▶ [Problem statement]: Count every line below in which "Conference" occurs, then give only the count.

┏━━

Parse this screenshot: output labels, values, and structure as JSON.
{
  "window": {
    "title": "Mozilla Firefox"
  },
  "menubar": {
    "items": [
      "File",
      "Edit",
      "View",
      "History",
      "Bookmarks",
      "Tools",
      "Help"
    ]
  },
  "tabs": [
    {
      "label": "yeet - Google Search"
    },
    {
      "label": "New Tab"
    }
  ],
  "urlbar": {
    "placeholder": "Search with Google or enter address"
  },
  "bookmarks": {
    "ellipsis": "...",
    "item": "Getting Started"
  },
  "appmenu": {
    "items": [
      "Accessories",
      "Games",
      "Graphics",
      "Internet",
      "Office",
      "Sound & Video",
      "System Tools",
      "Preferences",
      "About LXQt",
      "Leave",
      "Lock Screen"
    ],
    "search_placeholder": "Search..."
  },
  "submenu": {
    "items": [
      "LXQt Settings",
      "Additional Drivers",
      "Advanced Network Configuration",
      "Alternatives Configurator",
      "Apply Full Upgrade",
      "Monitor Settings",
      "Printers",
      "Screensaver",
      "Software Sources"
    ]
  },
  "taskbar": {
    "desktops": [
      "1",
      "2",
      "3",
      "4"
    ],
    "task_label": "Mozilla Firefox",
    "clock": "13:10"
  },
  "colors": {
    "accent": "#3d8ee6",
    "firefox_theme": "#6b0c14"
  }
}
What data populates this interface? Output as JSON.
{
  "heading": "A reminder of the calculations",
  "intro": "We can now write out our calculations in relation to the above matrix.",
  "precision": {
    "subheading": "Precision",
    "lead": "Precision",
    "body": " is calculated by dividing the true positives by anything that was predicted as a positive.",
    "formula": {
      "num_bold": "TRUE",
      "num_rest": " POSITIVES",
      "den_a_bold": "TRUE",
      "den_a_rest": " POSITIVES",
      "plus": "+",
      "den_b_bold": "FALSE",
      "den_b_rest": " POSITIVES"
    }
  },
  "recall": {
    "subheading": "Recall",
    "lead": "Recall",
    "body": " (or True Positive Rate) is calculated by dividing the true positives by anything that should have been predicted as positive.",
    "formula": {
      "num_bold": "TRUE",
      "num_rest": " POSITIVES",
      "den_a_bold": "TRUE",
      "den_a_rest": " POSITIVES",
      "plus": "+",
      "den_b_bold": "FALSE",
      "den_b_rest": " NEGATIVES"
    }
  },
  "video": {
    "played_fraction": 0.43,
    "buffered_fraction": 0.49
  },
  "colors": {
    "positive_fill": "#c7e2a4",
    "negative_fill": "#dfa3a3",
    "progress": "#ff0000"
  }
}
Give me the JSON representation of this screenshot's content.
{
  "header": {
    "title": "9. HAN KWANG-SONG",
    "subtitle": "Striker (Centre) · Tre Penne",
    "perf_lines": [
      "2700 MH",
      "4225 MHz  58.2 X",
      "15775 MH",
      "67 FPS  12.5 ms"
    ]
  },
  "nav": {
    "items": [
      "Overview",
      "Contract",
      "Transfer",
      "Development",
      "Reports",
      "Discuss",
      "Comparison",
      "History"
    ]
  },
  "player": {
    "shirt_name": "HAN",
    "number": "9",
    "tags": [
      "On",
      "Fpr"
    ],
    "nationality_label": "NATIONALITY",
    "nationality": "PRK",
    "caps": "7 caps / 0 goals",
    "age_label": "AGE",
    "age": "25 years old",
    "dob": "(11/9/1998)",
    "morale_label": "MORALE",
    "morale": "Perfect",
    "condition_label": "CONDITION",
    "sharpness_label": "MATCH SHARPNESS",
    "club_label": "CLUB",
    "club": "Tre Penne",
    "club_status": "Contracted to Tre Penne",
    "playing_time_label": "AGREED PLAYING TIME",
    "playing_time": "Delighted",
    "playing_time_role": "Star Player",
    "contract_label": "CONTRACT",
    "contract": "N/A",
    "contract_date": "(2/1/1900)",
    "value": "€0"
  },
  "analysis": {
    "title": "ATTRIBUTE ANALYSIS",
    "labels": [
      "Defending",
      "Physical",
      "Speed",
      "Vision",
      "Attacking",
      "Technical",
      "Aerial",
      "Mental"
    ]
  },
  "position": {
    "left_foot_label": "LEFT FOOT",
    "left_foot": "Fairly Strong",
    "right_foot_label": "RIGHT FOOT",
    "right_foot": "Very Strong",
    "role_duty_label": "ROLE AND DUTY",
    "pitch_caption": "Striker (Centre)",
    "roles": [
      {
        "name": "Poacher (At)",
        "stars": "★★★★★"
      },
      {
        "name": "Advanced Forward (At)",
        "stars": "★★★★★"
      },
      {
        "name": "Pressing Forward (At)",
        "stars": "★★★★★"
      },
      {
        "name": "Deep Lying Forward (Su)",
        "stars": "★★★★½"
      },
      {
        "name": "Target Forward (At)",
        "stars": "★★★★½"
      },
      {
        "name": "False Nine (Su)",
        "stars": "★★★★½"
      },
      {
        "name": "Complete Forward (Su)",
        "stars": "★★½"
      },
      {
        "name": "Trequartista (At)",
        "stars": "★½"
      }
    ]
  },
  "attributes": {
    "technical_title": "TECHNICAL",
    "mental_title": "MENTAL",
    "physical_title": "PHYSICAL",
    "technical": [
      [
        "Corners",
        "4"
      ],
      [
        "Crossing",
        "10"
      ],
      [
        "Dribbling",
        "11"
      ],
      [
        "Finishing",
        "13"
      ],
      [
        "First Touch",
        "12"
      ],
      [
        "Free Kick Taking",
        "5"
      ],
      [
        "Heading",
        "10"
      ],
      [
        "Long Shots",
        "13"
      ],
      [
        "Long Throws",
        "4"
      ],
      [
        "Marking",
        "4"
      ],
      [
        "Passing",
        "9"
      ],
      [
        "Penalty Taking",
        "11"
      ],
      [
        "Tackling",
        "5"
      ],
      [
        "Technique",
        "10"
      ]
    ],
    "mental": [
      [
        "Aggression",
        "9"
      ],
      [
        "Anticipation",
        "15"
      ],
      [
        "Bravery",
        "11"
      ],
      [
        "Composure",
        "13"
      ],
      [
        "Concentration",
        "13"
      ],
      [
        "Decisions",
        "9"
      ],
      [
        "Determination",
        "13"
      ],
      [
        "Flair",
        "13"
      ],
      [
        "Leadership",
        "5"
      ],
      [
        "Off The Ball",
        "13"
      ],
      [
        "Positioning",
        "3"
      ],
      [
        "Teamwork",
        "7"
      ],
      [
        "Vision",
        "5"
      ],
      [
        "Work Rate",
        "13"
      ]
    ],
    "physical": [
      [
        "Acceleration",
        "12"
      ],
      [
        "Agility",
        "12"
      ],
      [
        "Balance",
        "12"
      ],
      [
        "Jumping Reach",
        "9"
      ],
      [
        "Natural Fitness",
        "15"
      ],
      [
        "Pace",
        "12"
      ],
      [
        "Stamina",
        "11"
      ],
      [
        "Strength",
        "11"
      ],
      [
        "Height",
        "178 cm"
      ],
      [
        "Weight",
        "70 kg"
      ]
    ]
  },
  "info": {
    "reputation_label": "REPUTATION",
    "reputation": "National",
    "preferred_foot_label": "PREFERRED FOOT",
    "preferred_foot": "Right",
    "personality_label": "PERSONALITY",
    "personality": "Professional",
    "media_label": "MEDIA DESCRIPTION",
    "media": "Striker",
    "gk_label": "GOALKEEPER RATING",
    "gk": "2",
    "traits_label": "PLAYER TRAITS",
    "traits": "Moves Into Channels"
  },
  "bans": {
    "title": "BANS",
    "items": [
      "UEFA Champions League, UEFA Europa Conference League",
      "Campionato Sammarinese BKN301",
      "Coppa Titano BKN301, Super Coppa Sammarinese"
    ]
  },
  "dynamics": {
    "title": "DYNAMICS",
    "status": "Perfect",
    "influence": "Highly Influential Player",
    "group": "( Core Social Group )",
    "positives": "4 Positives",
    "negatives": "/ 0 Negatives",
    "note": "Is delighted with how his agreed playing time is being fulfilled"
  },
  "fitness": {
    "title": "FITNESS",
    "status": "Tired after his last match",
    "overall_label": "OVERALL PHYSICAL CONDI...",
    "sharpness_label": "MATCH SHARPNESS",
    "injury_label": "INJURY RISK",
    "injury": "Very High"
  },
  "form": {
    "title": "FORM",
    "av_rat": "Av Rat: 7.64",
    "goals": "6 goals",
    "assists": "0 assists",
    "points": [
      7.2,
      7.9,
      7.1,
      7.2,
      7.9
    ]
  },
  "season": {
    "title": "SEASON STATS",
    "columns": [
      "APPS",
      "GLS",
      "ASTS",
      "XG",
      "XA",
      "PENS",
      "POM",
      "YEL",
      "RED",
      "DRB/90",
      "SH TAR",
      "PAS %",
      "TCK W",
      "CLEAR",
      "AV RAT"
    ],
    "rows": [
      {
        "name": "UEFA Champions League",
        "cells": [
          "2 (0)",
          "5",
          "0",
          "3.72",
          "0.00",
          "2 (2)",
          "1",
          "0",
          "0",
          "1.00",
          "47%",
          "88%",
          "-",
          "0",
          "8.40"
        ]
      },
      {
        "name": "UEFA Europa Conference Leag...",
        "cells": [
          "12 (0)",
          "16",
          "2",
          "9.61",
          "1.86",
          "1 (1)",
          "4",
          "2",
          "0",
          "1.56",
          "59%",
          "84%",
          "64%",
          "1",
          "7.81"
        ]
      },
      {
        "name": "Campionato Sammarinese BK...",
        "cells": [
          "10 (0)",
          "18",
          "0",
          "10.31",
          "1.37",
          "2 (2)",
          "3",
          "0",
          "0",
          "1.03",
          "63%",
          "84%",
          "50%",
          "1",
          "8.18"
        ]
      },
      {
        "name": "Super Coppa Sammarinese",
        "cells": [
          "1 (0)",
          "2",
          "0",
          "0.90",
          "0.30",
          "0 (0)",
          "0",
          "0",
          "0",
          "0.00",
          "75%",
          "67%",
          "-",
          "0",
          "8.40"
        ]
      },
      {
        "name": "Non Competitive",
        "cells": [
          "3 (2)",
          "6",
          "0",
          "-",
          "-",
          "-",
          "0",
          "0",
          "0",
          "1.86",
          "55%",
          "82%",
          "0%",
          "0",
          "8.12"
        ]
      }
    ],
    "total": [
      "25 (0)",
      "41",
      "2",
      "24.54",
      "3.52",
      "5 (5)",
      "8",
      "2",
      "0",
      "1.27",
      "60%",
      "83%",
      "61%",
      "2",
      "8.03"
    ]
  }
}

┗━━

▶ [Response to this task]: 2